Objective: Copy the items verbatim, starting with the line that contains "bookmark-gapou[interactable]: ГАПОУ РБ" and ending with the line that contains "menu-item-import[interactable]: ⤒ Импорт", both lines included.

Supplied information:
□ □ □ □ □

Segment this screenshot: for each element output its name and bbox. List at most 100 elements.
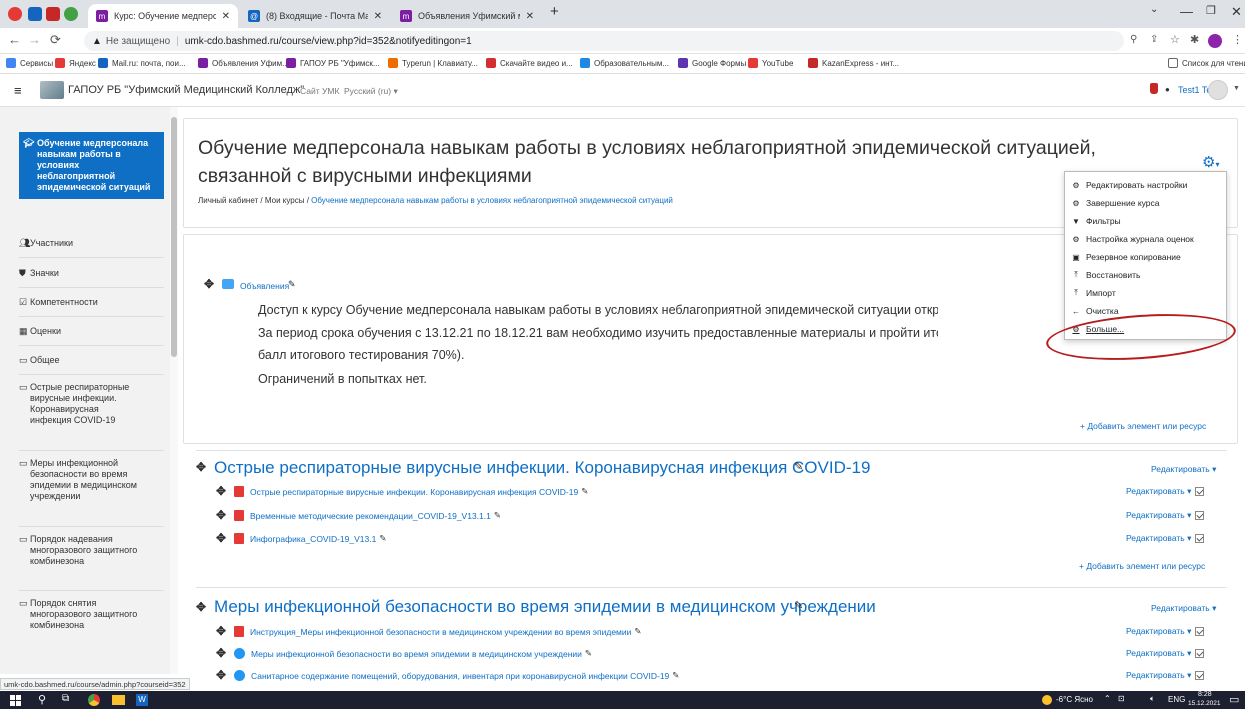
bookmark-gapou[interactable]: ГАПОУ РБ "Уфимск... [286, 58, 380, 68]
search-icon[interactable]: ⚲ [38, 693, 46, 706]
word-taskbar-icon[interactable]: W [136, 694, 148, 706]
menu-item-import[interactable]: ⤒ Импорт [1071, 288, 1116, 298]
menu-item-edit-settings[interactable]: ⚙ Редактировать настройки [1071, 180, 1187, 190]
task-view-icon[interactable]: ⧉ [62, 693, 69, 704]
drawer-item-course[interactable]: 🎓︎ Обучение медперсонала навыкам работы … [19, 132, 164, 199]
move-icon[interactable]: ✥ [216, 668, 226, 682]
activity-edit-menu[interactable]: Редактировать ▾ [1126, 533, 1205, 544]
edit-pencil-icon[interactable]: ✎ [585, 648, 592, 659]
chrome-icon[interactable] [64, 7, 78, 21]
edit-pencil-icon[interactable]: ✎ [288, 279, 296, 290]
minimize-button[interactable]: — [1180, 4, 1193, 19]
section-edit-menu[interactable]: Редактировать ▾ [1151, 464, 1216, 475]
breadcrumb-course[interactable]: Обучение медперсонала навыкам работы в у… [311, 196, 673, 205]
hamburger-icon[interactable]: ≡ [14, 83, 22, 98]
edit-pencil-icon[interactable]: ✎ [494, 510, 501, 521]
completion-checkbox[interactable] [1195, 627, 1205, 637]
activity-edit-menu[interactable]: Редактировать ▾ [1126, 486, 1205, 497]
site-name[interactable]: ГАПОУ РБ "Уфимский Медицинский Колледж" [68, 84, 304, 96]
extensions-icon[interactable]: ✱ [1190, 33, 1199, 46]
maximize-button[interactable]: ❐ [1206, 4, 1216, 17]
bookmark-youtube[interactable]: YouTube [748, 58, 793, 68]
section-edit-menu[interactable]: Редактировать ▾ [1151, 603, 1216, 614]
bookmark-google-forms[interactable]: Google Формы [678, 58, 746, 68]
completion-checkbox[interactable] [1195, 671, 1205, 681]
user-menu-chevron-icon[interactable]: ▼ [1233, 85, 1240, 92]
zoom-icon[interactable]: ⚲ [1130, 34, 1137, 45]
weather-icon[interactable] [1042, 695, 1052, 705]
move-icon[interactable]: ✥ [216, 646, 226, 660]
close-icon[interactable]: ✕ [526, 11, 534, 22]
menu-item-filters[interactable]: ▼ Фильтры [1071, 216, 1121, 226]
add-resource-link[interactable]: + Добавить элемент или ресурс [1079, 561, 1205, 571]
activity-link[interactable]: Инфографика_COVID-19_V13.1 ✎ [234, 533, 386, 544]
completion-checkbox[interactable] [1195, 511, 1205, 521]
bookmark-announcements[interactable]: Объявления Уфим... [198, 58, 289, 68]
activity-link[interactable]: Инструкция_Меры инфекционной безопасност… [234, 626, 642, 637]
bookmark-services[interactable]: Сервисы [6, 58, 53, 68]
edit-pencil-icon[interactable]: ✎ [672, 670, 679, 681]
warning-icon[interactable]: ▲ [92, 36, 102, 47]
forward-icon[interactable]: → [28, 32, 41, 47]
vk-icon[interactable] [28, 7, 42, 21]
activity-link[interactable]: Санитарное содержание помещений, оборудо… [234, 670, 679, 681]
activity-link[interactable]: Острые респираторные вирусные инфекции. … [234, 486, 588, 497]
activity-link[interactable]: Временные методические рекомендации_COVI… [234, 510, 501, 521]
windows-start-icon[interactable] [10, 695, 21, 706]
activity-edit-menu[interactable]: Редактировать ▾ [1126, 626, 1205, 637]
tab-mail[interactable]: @ (8) Входящие - Почта Mail.ru ✕ [240, 4, 390, 28]
drawer-item-participants[interactable]: 👥︎ Участники [19, 238, 164, 249]
activity-edit-menu[interactable]: Редактировать ▾ [1126, 510, 1205, 521]
weather-text[interactable]: -6°C Ясно [1056, 695, 1093, 704]
opera-icon[interactable] [8, 7, 22, 21]
language-menu[interactable]: Русский (ru) ▾ [344, 86, 398, 97]
drawer-item-general[interactable]: ▭ Общее [19, 355, 164, 366]
bookmark-mail[interactable]: Mail.ru: почта, пои... [98, 58, 186, 68]
completion-checkbox[interactable] [1195, 487, 1205, 497]
reading-list-button[interactable]: Список для чтения [1168, 58, 1245, 68]
menu-item-course-completion[interactable]: ⚙ Завершение курса [1071, 198, 1159, 208]
url-field[interactable]: ▲ Не защищено | umk-cdo.bashmed.ru/cours… [84, 31, 1124, 51]
move-icon[interactable]: ✥ [196, 460, 206, 474]
drawer-item-section-1[interactable]: ▭ Острые респираторные вирусные инфекции.… [19, 382, 139, 426]
bookmark-star-icon[interactable]: ☆ [1170, 33, 1180, 46]
tab-search-icon[interactable]: ⌄ [1150, 4, 1158, 15]
user-avatar[interactable] [1208, 80, 1228, 100]
move-icon[interactable]: ✥ [216, 531, 226, 545]
edit-pencil-icon[interactable]: ✎ [379, 533, 386, 544]
bookmark-kazanexpress[interactable]: KazanExpress - инт... [808, 58, 899, 68]
notifications-center-icon[interactable]: ▭ [1229, 693, 1239, 706]
section-title[interactable]: Меры инфекционной безопасности во время … [214, 597, 876, 617]
tray-chevron-icon[interactable]: ⌃ [1104, 694, 1111, 703]
new-tab-button[interactable]: + [550, 3, 559, 20]
clock-date[interactable]: 15.12.2021 [1188, 700, 1221, 707]
volume-icon[interactable]: 🔈︎ [1150, 694, 1155, 704]
share-icon[interactable]: ⇪ [1150, 34, 1158, 45]
bookmark-yandex[interactable]: Яндекс [55, 58, 96, 68]
close-window-button[interactable]: ✕ [1231, 4, 1242, 20]
move-icon[interactable]: ✥ [216, 484, 226, 498]
apps-icon[interactable] [46, 7, 60, 21]
edit-pencil-icon[interactable]: ✎ [634, 626, 641, 637]
menu-item-gradebook-setup[interactable]: ⚙ Настройка журнала оценок [1071, 234, 1193, 244]
bookmark-typerun[interactable]: Typerun | Клавиату... [388, 58, 478, 68]
activity-edit-menu[interactable]: Редактировать ▾ [1126, 648, 1205, 659]
drawer-item-competencies[interactable]: ☑ Компетентности [19, 297, 164, 308]
close-icon[interactable]: ✕ [222, 11, 230, 22]
drawer-item-grades[interactable]: ▦ Оценки [19, 326, 164, 337]
completion-checkbox[interactable] [1195, 534, 1205, 544]
close-icon[interactable]: ✕ [374, 11, 382, 22]
activity-edit-menu[interactable]: Редактировать ▾ [1126, 670, 1205, 681]
drawer-item-section-2[interactable]: ▭ Меры инфекционной безопасности во время… [19, 458, 139, 502]
messages-icon[interactable]: ● [1165, 85, 1170, 94]
activity-link[interactable]: Меры инфекционной безопасности во время … [234, 648, 592, 659]
move-icon[interactable]: ✥ [196, 600, 206, 614]
site-link[interactable]: Сайт УМК [300, 86, 339, 96]
clock-time[interactable]: 8:28 [1198, 691, 1212, 698]
drawer-item-section-4[interactable]: ▭ Порядок снятия многоразового защитного … [19, 598, 139, 631]
language-indicator[interactable]: ENG [1168, 695, 1185, 704]
move-icon[interactable]: ✥ [216, 624, 226, 638]
network-icon[interactable]: ⊡ [1118, 694, 1125, 703]
drawer-item-section-3[interactable]: ▭ Порядок надевания многоразового защитно… [19, 534, 139, 567]
move-icon[interactable]: ✥ [204, 277, 214, 291]
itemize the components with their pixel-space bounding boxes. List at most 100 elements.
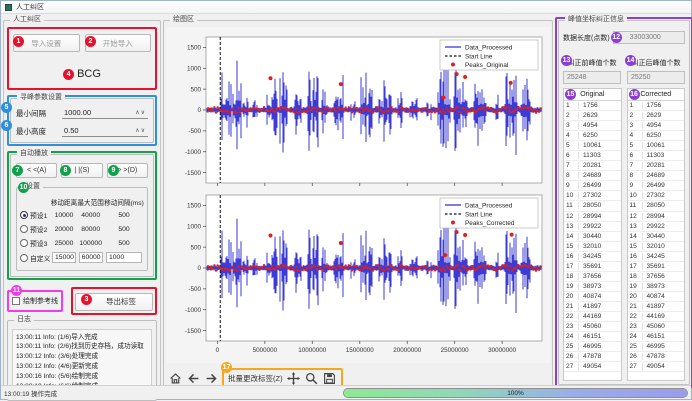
table-row[interactable]: 46250 bbox=[564, 131, 621, 141]
table-row[interactable]: 2345060 bbox=[564, 322, 621, 332]
table-row[interactable]: 34954 bbox=[628, 121, 685, 131]
table-row[interactable]: 1128050 bbox=[628, 201, 685, 211]
save-icon[interactable] bbox=[322, 371, 337, 386]
table-row[interactable]: 824689 bbox=[564, 171, 621, 181]
table-row[interactable]: 1430440 bbox=[628, 232, 685, 242]
pan-icon[interactable] bbox=[286, 371, 301, 386]
table-row[interactable]: 1532010 bbox=[628, 242, 685, 252]
table-row[interactable]: 1329922 bbox=[628, 222, 685, 232]
preset-radio[interactable] bbox=[20, 239, 28, 247]
table-row[interactable]: 2345060 bbox=[628, 322, 685, 332]
table-row[interactable]: 611303 bbox=[564, 151, 621, 161]
table-row[interactable]: 2141897 bbox=[564, 302, 621, 312]
forward-icon[interactable] bbox=[204, 371, 219, 386]
table-row[interactable]: 2446151 bbox=[564, 332, 621, 342]
row-number: 15 bbox=[628, 243, 643, 250]
before-count-field[interactable]: 25248 bbox=[563, 71, 621, 84]
table-row[interactable]: 2647878 bbox=[628, 352, 685, 362]
table-row[interactable]: 1532010 bbox=[564, 242, 621, 252]
original-table-body[interactable]: 1175622629349544625051006161130372028182… bbox=[564, 101, 621, 372]
preset-interval[interactable]: 1000 bbox=[104, 250, 144, 265]
table-row[interactable]: 824689 bbox=[628, 171, 685, 181]
table-row[interactable]: 46250 bbox=[628, 131, 685, 141]
back-icon[interactable] bbox=[186, 371, 201, 386]
table-row[interactable]: 720281 bbox=[564, 161, 621, 171]
min-height-spinbox[interactable]: 0.50 bbox=[62, 125, 148, 137]
svg-text:-1500: -1500 bbox=[185, 170, 202, 177]
table-row[interactable]: 1228994 bbox=[564, 212, 621, 222]
table-row[interactable]: 2749054 bbox=[564, 362, 621, 372]
corrected-table-body[interactable]: 1175622629349544625051006161130372028182… bbox=[628, 101, 685, 372]
table-row[interactable]: 720281 bbox=[628, 161, 685, 171]
peak-value: 34245 bbox=[579, 253, 621, 260]
preset-radio[interactable] bbox=[20, 211, 28, 219]
table-row[interactable]: 926499 bbox=[628, 181, 685, 191]
table-row[interactable]: 2244169 bbox=[564, 312, 621, 322]
table-row[interactable]: 1735691 bbox=[564, 262, 621, 272]
signal-charts[interactable]: -1500-1000-500050010001500Data_Processed… bbox=[166, 27, 550, 363]
table-row[interactable]: 510061 bbox=[564, 141, 621, 151]
draw-reference-checkbox[interactable] bbox=[12, 297, 20, 305]
original-peaks-table[interactable]: 15 Original 1175622629349544625051006161… bbox=[563, 88, 622, 381]
peak-value: 37656 bbox=[643, 273, 685, 280]
table-row[interactable]: 1027302 bbox=[628, 191, 685, 201]
row-number: 12 bbox=[628, 213, 643, 220]
peak-value: 30440 bbox=[579, 233, 621, 240]
table-row[interactable]: 2647878 bbox=[564, 352, 621, 362]
zoom-icon[interactable] bbox=[304, 371, 319, 386]
preset-range[interactable]: 60000 bbox=[77, 250, 104, 265]
table-row[interactable]: 1634245 bbox=[564, 252, 621, 262]
preset-custom-input[interactable]: 15000 bbox=[52, 252, 76, 263]
preset-radio[interactable] bbox=[20, 254, 28, 262]
table-row[interactable]: 1430440 bbox=[564, 232, 621, 242]
table-row[interactable]: 1329922 bbox=[564, 222, 621, 232]
row-number: 11 bbox=[564, 202, 579, 209]
table-row[interactable]: 926499 bbox=[564, 181, 621, 191]
table-row[interactable]: 1228994 bbox=[628, 212, 685, 222]
table-row[interactable]: 22629 bbox=[564, 111, 621, 121]
preset-move[interactable]: 15000 bbox=[51, 250, 78, 265]
row-number: 16 bbox=[564, 253, 579, 260]
spinner-arrows-icon[interactable] bbox=[135, 127, 146, 134]
min-interval-spinbox[interactable]: 1000.00 bbox=[62, 107, 148, 119]
table-row[interactable]: 2546995 bbox=[564, 342, 621, 352]
corrected-peaks-table[interactable]: 16 Corrected 117562262934954462505100616… bbox=[627, 88, 686, 381]
table-row[interactable]: 1938973 bbox=[564, 282, 621, 292]
table-row[interactable]: 22629 bbox=[628, 111, 685, 121]
table-row[interactable]: 1128050 bbox=[564, 201, 621, 211]
row-number: 19 bbox=[564, 283, 579, 290]
home-icon[interactable] bbox=[168, 371, 183, 386]
table-row[interactable]: 1027302 bbox=[564, 191, 621, 201]
table-row[interactable]: 510061 bbox=[628, 141, 685, 151]
table-row[interactable]: 2040874 bbox=[564, 292, 621, 302]
row-number: 20 bbox=[564, 293, 579, 300]
table-row[interactable]: 2749054 bbox=[628, 362, 685, 372]
table-row[interactable]: 1837656 bbox=[564, 272, 621, 282]
data-length-field[interactable]: 12 33003000 bbox=[613, 31, 685, 44]
preset-custom-input[interactable]: 60000 bbox=[79, 252, 103, 263]
table-row[interactable]: 2244169 bbox=[628, 312, 685, 322]
table-row[interactable]: 1634245 bbox=[628, 252, 685, 262]
svg-text:-500: -500 bbox=[188, 128, 201, 135]
table-row[interactable]: 11756 bbox=[628, 101, 685, 111]
row-number: 19 bbox=[628, 283, 643, 290]
table-row[interactable]: 34954 bbox=[564, 121, 621, 131]
preset-radio[interactable] bbox=[20, 225, 28, 233]
peak-value: 20281 bbox=[643, 162, 685, 169]
row-number: 23 bbox=[564, 323, 579, 330]
spinner-arrows-icon[interactable] bbox=[135, 109, 146, 116]
svg-text:10000000: 10000000 bbox=[298, 347, 327, 354]
table-row[interactable]: 1837656 bbox=[628, 272, 685, 282]
table-row[interactable]: 2446151 bbox=[628, 332, 685, 342]
table-row[interactable]: 1735691 bbox=[628, 262, 685, 272]
preset-custom-input[interactable]: 1000 bbox=[106, 252, 142, 263]
table-row[interactable]: 2546995 bbox=[628, 342, 685, 352]
after-count-field[interactable]: 25250 bbox=[627, 71, 685, 84]
table-row[interactable]: 611303 bbox=[628, 151, 685, 161]
batch-edit-labels-button[interactable]: 批量更改标签(Z) bbox=[228, 373, 283, 384]
table-row[interactable]: 2141897 bbox=[628, 302, 685, 312]
table-row[interactable]: 2040874 bbox=[628, 292, 685, 302]
peak-value: 4954 bbox=[579, 122, 621, 129]
table-row[interactable]: 1938973 bbox=[628, 282, 685, 292]
table-row[interactable]: 11756 bbox=[564, 101, 621, 111]
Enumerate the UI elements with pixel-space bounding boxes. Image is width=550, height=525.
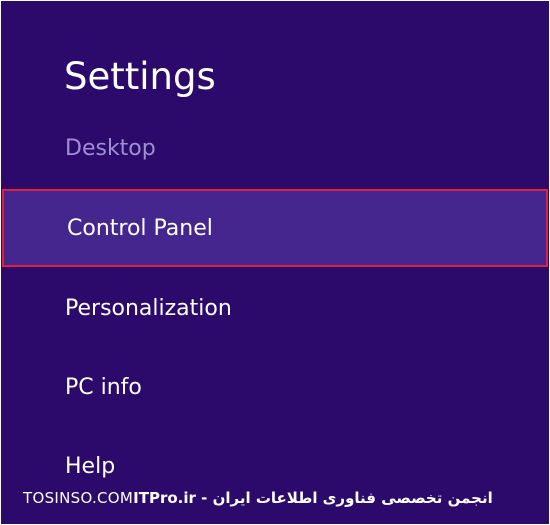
menu-item-pc-info[interactable]: PC info: [1, 348, 549, 426]
panel-subtitle: Desktop: [65, 136, 156, 161]
settings-charm-panel: Settings Desktop Control Panel Personali…: [1, 1, 549, 524]
menu-item-control-panel[interactable]: Control Panel: [2, 189, 548, 267]
watermark-left-text: TOSINSO.COM: [23, 489, 134, 507]
watermark: TOSINSO.COM ITPro.ir - انجمن تخصصی فناور…: [23, 485, 533, 511]
menu-item-label: Control Panel: [67, 215, 213, 241]
menu-item-label: Personalization: [65, 295, 232, 321]
panel-title: Settings: [64, 55, 216, 98]
menu-item-label: Help: [65, 453, 116, 479]
menu-item-label: PC info: [65, 374, 142, 400]
menu-item-personalization[interactable]: Personalization: [1, 269, 549, 347]
watermark-right-text: ITPro.ir - انجمن تخصصی فناوری اطلاعات ای…: [133, 489, 493, 507]
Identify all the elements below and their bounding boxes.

□ □ □ □ □

Exercise result:
bookmark-gapou[interactable]: ГАПОУ РБ "Уфимск... [286, 58, 380, 68]
search-icon[interactable]: ⚲ [38, 693, 46, 706]
word-taskbar-icon[interactable]: W [136, 694, 148, 706]
menu-item-import[interactable]: ⤒ Импорт [1071, 288, 1116, 298]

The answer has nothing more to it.